Goal of the exercise:
The answer must be one number: how many lines in the records below contain the word "Gargut".

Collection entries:

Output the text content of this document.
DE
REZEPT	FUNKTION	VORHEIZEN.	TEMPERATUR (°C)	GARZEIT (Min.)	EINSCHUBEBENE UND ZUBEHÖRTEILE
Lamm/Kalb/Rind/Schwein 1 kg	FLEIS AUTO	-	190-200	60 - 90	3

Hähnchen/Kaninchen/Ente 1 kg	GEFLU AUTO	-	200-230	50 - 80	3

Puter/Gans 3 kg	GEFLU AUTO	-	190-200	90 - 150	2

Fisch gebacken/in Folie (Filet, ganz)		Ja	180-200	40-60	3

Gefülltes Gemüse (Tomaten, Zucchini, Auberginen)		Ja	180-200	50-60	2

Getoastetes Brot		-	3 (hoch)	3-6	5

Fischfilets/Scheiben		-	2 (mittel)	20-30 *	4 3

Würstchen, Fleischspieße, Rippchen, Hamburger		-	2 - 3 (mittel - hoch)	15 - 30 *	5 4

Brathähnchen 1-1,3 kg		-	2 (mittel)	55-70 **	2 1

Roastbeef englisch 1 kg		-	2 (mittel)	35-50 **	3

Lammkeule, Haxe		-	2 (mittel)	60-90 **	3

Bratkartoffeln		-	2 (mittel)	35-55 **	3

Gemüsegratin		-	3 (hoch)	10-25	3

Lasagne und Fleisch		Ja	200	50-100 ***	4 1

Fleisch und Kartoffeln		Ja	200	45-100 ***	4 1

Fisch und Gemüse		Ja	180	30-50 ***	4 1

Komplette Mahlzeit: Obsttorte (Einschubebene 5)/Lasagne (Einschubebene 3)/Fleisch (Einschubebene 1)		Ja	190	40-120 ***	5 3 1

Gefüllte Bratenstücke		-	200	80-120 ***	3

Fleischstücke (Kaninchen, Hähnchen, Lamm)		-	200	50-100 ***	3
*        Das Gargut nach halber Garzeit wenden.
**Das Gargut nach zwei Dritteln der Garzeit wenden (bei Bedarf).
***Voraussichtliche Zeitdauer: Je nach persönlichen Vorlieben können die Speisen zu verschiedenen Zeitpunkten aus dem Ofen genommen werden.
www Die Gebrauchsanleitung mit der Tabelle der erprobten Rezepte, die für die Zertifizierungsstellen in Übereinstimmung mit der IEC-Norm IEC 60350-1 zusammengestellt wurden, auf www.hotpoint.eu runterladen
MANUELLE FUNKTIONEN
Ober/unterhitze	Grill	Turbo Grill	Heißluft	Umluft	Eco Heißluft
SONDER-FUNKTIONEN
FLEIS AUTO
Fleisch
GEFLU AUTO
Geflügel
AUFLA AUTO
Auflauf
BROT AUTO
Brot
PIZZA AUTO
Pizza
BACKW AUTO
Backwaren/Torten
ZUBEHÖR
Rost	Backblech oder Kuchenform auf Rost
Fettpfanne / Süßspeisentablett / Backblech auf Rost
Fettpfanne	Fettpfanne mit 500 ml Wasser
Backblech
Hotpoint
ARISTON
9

Answer area:
2